PROMPT: Show every line in the records below that contains the word "MWac".
-------- RECORDS FOR THIS EXERCISE --------
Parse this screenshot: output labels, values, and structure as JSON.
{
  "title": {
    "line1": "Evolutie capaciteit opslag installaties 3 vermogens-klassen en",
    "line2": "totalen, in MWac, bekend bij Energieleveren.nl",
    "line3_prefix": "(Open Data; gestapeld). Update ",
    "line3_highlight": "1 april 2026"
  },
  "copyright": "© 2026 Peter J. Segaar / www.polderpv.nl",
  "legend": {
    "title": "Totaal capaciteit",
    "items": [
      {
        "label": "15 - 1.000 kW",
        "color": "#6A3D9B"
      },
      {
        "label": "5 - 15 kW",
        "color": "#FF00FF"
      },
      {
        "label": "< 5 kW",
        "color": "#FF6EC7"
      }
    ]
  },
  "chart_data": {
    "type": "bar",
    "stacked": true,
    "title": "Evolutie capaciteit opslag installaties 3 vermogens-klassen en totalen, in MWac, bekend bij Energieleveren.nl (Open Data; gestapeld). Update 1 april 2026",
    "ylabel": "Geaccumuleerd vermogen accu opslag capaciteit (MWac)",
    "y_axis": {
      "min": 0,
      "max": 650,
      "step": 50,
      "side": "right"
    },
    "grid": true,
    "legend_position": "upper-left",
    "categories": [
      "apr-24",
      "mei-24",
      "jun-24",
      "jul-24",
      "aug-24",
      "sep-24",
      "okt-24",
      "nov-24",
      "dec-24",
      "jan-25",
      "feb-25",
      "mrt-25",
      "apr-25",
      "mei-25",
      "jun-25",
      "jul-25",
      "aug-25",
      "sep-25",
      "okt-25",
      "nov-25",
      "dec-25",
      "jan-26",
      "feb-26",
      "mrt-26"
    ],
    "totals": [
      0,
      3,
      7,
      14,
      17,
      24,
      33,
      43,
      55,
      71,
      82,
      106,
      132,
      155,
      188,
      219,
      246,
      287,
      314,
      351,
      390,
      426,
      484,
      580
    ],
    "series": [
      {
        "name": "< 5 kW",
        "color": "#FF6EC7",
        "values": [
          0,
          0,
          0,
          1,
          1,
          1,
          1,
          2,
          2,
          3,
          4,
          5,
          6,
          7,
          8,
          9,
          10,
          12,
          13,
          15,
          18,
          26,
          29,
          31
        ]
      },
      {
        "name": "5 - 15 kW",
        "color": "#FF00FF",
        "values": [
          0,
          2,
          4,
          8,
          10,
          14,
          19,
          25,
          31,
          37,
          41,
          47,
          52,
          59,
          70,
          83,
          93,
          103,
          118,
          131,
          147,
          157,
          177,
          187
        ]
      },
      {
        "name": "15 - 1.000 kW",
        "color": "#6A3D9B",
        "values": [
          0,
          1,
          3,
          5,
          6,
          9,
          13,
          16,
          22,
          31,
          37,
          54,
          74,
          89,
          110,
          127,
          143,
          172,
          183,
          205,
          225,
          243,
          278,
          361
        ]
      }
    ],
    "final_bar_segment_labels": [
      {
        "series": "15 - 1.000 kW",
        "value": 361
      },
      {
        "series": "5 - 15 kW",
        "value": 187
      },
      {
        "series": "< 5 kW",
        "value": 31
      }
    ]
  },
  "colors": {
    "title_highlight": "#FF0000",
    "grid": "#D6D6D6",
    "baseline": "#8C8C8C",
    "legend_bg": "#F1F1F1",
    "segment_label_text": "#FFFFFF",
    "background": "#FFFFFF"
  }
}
--------
-------- RECORDS FOR THIS EXERCISE --------
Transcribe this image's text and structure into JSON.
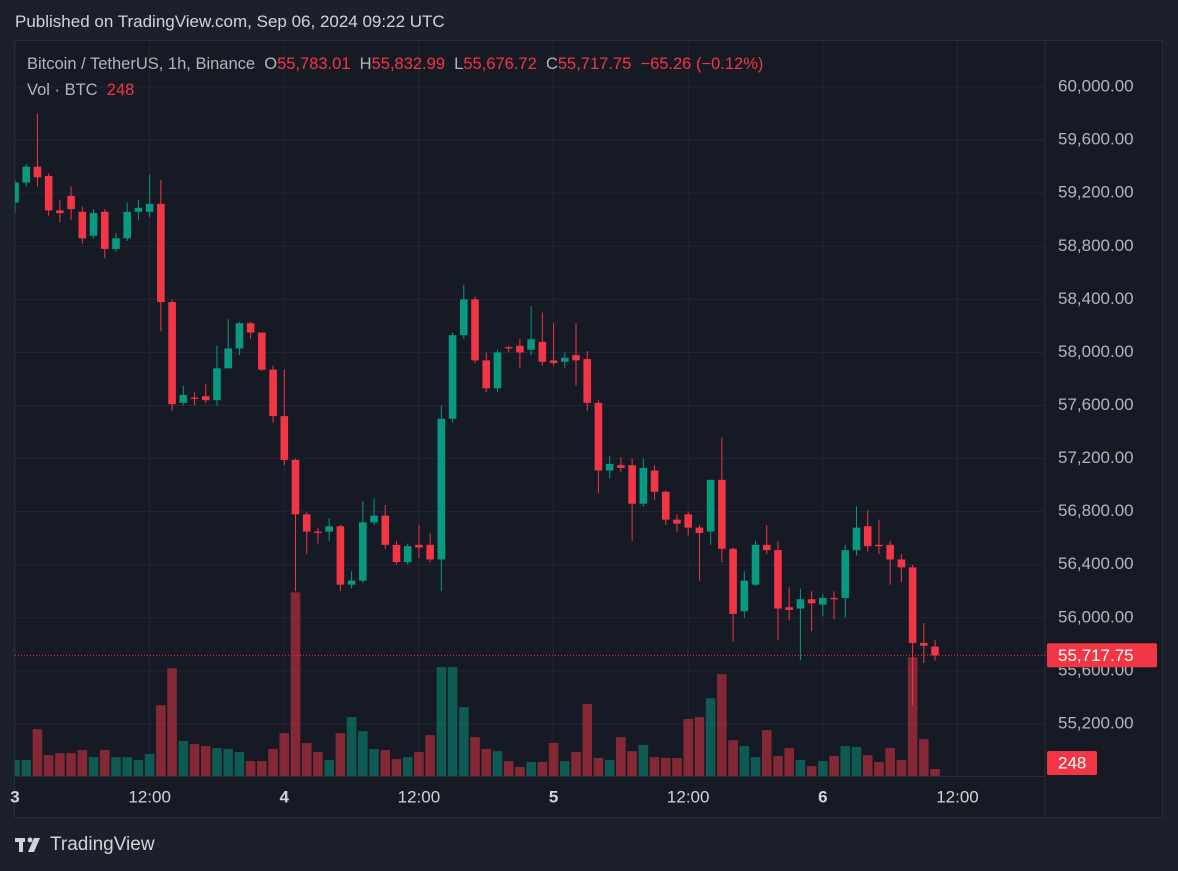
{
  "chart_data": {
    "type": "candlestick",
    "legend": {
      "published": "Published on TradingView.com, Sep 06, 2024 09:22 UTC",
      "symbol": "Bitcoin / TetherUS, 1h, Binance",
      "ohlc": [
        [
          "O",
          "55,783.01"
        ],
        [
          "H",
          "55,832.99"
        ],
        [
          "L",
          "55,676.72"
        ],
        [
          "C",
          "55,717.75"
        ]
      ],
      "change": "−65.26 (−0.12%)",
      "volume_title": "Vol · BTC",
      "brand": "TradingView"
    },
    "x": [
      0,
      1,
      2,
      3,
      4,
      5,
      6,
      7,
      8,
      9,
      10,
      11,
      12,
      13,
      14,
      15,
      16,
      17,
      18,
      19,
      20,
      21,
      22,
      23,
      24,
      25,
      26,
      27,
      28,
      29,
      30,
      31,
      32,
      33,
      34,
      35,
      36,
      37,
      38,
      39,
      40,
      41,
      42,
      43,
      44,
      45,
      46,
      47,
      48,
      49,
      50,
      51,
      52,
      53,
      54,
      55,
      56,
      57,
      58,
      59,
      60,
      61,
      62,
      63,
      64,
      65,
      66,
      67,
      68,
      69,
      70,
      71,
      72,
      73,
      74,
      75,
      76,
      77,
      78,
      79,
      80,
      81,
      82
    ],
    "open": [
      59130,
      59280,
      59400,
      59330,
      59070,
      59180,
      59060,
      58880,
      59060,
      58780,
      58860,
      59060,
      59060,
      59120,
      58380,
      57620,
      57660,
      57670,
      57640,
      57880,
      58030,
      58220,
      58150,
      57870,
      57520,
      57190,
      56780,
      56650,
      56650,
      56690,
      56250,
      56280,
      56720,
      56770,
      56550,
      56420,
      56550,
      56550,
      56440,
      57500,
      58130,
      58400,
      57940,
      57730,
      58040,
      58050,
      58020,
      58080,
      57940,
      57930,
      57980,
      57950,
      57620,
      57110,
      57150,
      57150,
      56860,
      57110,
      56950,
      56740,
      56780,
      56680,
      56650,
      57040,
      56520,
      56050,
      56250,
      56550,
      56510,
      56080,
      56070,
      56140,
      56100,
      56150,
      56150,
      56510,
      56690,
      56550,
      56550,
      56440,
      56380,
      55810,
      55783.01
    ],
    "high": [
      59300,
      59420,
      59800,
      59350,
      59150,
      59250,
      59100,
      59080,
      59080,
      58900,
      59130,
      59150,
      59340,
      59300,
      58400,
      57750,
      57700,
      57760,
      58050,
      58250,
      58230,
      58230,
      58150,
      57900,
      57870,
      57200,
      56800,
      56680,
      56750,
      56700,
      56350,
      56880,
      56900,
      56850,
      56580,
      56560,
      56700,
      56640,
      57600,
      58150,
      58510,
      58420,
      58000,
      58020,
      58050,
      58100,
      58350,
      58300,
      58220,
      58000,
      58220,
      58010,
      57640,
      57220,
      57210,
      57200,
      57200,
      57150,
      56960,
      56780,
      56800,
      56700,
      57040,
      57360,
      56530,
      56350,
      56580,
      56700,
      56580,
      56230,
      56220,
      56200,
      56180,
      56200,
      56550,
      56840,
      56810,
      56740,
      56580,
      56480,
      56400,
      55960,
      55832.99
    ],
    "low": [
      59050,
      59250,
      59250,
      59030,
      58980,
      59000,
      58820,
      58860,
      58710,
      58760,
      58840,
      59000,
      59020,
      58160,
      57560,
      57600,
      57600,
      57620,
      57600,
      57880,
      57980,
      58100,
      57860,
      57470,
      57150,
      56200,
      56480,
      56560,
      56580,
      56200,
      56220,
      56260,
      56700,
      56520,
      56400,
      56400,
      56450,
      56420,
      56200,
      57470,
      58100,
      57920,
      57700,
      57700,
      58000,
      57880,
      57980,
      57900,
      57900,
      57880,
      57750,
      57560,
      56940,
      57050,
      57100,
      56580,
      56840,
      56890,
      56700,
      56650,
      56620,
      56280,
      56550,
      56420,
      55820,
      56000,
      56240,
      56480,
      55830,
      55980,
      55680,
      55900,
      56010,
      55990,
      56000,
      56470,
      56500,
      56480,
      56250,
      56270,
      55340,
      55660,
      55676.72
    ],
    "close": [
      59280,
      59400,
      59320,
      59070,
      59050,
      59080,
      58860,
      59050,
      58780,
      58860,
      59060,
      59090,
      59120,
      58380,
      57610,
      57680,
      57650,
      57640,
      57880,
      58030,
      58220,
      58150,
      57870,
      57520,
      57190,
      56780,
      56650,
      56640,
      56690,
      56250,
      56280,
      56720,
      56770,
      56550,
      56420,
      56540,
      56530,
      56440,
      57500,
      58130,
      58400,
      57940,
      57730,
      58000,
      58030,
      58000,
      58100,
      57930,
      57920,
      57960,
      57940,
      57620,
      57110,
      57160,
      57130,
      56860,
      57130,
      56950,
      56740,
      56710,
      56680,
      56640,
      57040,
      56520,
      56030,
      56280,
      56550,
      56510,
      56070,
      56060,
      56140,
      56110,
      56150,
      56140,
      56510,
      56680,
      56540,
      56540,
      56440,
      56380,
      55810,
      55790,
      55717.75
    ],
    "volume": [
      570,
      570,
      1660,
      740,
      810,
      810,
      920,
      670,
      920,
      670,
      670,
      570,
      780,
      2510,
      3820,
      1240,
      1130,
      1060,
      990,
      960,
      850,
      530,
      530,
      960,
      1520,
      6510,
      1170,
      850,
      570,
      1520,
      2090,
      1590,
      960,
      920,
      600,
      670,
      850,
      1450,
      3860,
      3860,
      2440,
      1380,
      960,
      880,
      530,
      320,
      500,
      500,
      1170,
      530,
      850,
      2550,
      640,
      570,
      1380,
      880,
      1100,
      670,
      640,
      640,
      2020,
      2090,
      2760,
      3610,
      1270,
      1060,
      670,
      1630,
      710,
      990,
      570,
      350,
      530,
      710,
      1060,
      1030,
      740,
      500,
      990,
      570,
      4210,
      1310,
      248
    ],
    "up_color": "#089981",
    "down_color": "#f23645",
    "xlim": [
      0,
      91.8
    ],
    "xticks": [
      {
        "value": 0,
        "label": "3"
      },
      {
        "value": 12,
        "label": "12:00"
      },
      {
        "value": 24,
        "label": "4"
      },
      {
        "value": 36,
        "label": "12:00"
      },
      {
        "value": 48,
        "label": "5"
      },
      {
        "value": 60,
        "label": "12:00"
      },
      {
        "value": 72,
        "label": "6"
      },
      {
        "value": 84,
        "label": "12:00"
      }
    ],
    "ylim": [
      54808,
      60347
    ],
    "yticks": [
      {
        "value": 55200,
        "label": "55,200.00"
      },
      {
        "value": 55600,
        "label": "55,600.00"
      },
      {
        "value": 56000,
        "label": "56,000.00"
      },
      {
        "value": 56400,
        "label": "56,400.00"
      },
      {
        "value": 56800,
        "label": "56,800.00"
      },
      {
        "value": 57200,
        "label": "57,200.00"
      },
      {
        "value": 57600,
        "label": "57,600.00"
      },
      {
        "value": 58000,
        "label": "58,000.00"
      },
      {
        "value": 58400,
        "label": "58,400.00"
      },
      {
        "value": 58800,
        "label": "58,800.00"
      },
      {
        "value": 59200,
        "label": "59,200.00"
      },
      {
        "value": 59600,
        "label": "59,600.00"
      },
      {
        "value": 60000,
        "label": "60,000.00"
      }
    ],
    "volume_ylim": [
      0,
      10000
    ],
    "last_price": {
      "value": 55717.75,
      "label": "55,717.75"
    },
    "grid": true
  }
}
--------
ANSWER TO THIS TASK:
    "line2": "totalen, in MWac, bekend bij Energieleveren.nl",
    "title": "Evolutie capaciteit opslag installaties 3 vermogens-klassen en totalen, in MWac, bekend bij Energieleveren.nl (Open Data; gestapeld). Update 1 april 2026",
    "ylabel": "Geaccumuleerd vermogen accu opslag capaciteit (MWac)",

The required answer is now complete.